**Goal**: Extract each line of the records below that contains the word "SRMTID".

▼▼▼

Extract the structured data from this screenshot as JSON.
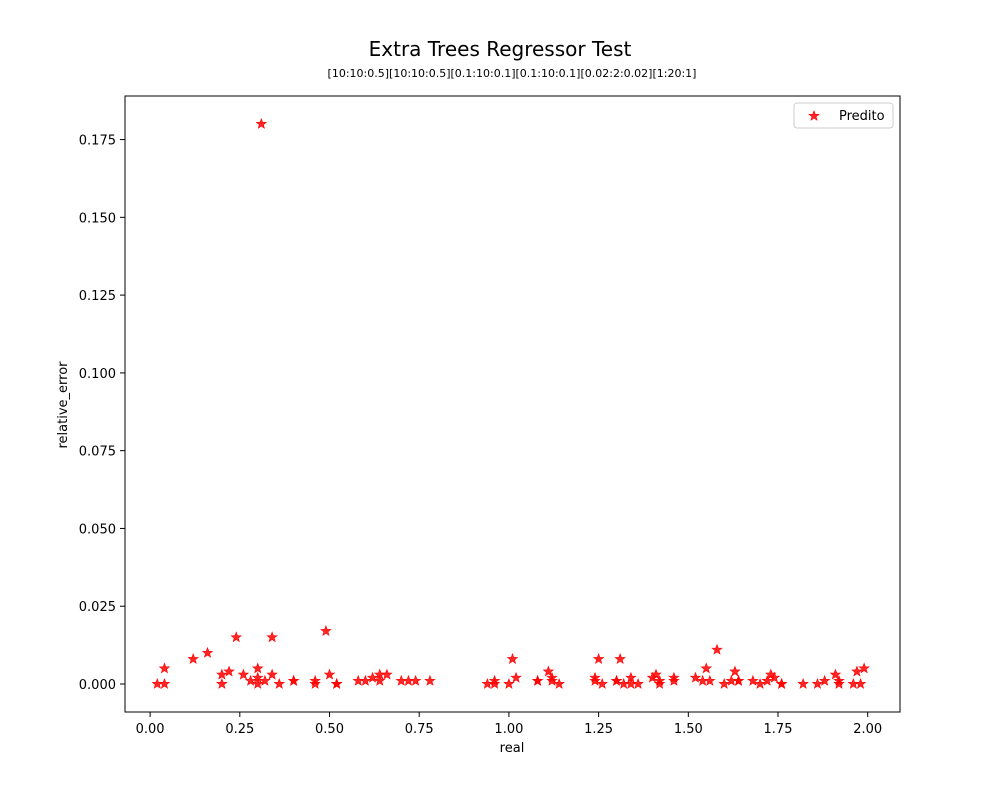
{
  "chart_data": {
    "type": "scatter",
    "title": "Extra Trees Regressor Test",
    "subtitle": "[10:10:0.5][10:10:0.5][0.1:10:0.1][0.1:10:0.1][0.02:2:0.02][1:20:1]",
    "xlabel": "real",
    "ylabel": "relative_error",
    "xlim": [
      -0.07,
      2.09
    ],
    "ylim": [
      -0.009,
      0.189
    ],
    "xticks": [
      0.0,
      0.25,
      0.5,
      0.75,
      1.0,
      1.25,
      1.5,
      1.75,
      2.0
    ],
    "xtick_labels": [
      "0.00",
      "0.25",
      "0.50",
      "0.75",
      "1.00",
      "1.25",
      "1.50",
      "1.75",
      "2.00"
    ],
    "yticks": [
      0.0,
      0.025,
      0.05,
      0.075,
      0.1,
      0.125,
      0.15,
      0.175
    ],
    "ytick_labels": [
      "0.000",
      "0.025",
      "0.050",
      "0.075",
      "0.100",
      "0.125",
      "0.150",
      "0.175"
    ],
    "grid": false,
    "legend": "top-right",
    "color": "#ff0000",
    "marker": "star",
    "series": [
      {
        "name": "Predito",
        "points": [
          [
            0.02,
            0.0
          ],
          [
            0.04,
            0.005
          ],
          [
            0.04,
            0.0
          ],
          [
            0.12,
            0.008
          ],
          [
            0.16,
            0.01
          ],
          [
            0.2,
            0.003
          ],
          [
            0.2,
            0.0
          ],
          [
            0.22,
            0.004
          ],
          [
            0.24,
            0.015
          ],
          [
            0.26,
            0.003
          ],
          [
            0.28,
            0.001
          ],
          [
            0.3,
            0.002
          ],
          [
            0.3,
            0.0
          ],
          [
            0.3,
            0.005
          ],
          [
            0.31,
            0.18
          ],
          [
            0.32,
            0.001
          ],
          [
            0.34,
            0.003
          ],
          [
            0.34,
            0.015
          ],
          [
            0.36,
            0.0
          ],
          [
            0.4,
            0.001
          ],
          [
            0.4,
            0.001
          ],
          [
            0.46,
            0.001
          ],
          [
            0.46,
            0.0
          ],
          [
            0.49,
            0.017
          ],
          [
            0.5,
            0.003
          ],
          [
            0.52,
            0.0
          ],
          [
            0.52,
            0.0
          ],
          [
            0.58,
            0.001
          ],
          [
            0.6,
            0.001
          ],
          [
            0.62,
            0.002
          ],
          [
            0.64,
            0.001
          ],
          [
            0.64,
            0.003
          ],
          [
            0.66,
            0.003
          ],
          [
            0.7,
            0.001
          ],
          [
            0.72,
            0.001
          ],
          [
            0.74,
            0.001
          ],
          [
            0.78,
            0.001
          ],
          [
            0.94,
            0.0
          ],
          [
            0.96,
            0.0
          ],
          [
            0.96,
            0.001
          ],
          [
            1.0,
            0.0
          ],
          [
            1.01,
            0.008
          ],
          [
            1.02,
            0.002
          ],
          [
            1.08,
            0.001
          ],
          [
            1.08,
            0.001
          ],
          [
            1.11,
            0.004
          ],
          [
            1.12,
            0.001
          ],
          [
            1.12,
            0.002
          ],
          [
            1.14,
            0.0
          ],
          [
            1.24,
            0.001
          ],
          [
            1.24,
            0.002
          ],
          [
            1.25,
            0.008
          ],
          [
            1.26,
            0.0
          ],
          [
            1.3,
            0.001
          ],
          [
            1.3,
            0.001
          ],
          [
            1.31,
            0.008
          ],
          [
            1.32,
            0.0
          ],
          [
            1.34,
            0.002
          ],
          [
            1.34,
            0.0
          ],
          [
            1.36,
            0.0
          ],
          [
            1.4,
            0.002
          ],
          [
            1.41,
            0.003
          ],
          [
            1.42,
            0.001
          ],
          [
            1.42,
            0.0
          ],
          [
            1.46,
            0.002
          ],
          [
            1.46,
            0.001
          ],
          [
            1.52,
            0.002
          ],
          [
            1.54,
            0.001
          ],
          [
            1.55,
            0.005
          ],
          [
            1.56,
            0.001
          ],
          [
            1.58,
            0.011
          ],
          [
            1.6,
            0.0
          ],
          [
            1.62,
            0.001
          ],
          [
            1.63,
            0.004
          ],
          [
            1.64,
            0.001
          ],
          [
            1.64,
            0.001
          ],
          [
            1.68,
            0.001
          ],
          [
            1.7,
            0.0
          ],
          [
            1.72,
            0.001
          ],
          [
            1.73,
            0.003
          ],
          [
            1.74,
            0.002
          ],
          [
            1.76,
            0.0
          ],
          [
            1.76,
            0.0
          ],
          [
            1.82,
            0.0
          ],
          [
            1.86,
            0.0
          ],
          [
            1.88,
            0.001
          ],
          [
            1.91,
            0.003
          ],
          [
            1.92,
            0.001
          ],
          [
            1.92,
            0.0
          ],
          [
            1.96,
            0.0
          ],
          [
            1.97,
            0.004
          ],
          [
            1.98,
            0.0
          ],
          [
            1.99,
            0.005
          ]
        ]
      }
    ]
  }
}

▲▲▲
▼▼▼

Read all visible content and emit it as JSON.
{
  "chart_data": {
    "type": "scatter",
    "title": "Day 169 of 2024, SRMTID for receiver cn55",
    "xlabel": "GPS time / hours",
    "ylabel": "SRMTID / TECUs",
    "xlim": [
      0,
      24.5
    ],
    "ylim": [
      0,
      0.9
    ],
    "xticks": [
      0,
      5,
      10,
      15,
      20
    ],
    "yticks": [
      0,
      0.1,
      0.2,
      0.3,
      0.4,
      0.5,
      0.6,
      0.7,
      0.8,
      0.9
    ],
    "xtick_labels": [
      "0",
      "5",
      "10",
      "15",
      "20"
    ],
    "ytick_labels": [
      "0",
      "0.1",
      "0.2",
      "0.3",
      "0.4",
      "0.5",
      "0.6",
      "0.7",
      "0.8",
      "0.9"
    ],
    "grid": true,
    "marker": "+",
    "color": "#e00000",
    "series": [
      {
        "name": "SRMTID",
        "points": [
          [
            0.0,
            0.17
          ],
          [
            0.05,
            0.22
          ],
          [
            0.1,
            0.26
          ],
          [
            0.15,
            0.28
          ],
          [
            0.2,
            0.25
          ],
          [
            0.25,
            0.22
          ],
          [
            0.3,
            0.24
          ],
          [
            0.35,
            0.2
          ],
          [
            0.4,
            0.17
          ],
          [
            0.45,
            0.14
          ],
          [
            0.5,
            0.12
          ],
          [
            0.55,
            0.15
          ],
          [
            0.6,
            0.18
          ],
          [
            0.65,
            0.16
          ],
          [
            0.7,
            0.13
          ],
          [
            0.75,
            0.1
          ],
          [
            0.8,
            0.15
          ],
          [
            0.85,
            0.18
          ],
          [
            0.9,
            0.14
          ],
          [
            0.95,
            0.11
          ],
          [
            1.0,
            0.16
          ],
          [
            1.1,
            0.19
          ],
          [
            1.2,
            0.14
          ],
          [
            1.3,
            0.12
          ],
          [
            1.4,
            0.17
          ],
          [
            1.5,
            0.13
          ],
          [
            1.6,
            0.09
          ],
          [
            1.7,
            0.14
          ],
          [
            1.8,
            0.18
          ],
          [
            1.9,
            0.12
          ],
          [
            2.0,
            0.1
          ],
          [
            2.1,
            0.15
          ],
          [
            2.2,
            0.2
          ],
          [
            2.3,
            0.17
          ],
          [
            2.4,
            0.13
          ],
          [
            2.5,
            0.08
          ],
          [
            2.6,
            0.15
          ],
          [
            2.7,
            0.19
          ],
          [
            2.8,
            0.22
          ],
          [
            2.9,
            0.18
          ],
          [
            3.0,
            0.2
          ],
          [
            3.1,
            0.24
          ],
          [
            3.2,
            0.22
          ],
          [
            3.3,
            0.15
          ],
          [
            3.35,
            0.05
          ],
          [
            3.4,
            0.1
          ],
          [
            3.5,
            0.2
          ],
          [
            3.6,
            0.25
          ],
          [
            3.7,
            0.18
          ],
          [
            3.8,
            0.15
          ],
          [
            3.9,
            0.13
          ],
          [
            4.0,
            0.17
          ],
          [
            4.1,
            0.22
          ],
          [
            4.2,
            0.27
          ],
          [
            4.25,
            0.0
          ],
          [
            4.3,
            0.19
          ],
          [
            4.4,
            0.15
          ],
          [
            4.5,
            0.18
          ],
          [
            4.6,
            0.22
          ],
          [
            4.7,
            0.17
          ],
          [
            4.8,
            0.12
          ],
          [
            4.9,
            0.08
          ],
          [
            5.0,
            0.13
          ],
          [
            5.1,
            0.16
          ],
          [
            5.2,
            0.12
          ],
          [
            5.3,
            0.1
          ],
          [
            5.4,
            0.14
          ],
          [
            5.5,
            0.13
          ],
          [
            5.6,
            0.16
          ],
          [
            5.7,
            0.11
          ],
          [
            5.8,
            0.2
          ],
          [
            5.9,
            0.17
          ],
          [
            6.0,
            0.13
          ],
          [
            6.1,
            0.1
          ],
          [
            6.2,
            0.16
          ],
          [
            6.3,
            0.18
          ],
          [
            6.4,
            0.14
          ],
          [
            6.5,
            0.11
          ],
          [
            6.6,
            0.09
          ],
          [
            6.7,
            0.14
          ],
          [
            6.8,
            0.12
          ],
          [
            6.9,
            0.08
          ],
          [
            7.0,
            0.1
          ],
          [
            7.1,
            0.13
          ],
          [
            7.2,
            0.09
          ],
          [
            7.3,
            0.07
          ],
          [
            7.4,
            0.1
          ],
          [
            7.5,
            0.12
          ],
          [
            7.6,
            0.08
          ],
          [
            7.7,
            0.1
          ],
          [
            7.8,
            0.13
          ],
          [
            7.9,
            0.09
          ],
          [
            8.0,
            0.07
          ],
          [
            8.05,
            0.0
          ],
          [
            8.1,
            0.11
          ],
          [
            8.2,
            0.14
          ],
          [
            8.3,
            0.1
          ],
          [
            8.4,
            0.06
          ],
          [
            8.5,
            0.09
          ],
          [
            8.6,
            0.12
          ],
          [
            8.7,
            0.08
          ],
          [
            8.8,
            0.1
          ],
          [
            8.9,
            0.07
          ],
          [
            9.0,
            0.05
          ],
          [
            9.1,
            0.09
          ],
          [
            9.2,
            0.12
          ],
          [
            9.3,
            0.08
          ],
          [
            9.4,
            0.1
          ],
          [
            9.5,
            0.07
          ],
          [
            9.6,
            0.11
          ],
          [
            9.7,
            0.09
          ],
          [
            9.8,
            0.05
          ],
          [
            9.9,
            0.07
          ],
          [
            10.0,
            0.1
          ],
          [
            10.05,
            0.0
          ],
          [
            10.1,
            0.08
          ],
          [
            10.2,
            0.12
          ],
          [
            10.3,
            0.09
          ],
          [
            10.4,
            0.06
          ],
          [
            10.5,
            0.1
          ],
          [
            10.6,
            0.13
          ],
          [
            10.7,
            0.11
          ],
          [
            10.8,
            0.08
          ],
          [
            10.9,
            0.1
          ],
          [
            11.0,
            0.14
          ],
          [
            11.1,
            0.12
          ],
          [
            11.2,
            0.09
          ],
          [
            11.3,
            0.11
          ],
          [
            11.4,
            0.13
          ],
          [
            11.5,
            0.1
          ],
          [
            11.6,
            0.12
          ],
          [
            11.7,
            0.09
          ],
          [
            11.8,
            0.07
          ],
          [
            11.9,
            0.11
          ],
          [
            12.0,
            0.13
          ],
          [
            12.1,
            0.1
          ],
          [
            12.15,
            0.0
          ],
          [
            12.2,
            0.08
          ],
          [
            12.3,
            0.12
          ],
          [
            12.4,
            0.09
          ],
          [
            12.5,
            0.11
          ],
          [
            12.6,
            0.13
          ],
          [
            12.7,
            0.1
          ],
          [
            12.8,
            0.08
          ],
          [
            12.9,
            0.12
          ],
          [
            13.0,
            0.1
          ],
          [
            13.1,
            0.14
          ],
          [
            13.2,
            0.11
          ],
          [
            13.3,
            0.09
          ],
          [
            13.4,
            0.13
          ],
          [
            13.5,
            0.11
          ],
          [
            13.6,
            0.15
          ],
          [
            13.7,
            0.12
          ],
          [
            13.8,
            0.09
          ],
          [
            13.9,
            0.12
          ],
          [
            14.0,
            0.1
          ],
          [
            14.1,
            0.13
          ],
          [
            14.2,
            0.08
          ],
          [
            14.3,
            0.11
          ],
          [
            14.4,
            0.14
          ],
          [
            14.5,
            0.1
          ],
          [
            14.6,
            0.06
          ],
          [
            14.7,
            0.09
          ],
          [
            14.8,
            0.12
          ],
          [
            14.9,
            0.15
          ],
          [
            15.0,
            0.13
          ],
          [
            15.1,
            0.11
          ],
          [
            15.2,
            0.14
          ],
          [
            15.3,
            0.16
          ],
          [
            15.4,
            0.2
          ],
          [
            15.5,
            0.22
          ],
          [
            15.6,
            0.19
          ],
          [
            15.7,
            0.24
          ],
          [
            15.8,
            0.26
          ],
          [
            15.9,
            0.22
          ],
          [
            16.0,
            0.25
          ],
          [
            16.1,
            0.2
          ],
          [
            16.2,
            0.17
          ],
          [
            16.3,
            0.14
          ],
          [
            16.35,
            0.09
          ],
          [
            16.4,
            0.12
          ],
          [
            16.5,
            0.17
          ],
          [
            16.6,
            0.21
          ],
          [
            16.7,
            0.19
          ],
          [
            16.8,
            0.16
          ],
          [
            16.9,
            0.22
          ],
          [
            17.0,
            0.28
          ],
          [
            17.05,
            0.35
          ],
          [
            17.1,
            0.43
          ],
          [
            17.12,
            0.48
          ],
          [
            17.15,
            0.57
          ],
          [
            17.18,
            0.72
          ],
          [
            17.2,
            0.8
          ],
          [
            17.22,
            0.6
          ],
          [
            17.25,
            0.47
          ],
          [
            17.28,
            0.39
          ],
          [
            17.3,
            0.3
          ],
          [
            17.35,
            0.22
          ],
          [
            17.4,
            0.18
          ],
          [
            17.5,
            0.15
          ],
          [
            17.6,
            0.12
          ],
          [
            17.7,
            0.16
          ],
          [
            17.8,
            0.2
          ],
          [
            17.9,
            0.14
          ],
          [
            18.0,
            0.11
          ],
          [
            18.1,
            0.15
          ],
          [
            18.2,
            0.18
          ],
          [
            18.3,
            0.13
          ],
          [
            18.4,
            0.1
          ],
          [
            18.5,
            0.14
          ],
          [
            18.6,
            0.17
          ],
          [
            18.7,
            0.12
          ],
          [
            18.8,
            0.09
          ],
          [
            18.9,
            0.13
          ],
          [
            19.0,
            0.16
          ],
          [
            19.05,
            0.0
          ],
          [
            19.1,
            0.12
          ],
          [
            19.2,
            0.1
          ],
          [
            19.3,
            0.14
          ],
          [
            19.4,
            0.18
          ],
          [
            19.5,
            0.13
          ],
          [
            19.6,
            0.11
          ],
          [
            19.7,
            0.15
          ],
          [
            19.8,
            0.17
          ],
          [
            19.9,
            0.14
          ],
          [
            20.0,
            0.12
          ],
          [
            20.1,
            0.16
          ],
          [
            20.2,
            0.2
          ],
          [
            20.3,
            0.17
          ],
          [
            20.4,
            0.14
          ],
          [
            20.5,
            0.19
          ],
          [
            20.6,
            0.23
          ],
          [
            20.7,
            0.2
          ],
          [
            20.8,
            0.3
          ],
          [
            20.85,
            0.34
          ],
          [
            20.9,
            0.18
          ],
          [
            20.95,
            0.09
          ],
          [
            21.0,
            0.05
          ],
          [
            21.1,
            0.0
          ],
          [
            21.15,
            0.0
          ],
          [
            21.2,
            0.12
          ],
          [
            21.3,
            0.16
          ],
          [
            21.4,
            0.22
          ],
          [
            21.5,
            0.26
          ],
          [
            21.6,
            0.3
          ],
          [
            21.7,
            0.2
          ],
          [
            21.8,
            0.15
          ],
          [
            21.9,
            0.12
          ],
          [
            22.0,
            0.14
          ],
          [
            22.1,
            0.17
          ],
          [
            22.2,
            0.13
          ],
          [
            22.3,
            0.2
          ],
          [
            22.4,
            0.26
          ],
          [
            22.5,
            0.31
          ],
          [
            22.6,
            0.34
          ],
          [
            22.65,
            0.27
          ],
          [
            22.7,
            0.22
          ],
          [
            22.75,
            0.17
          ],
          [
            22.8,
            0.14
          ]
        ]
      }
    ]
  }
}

▲▲▲

**Response**:
    "title": "Day 169 of 2024, SRMTID for receiver cn55",
    "ylabel": "SRMTID / TECUs",
        "name": "SRMTID",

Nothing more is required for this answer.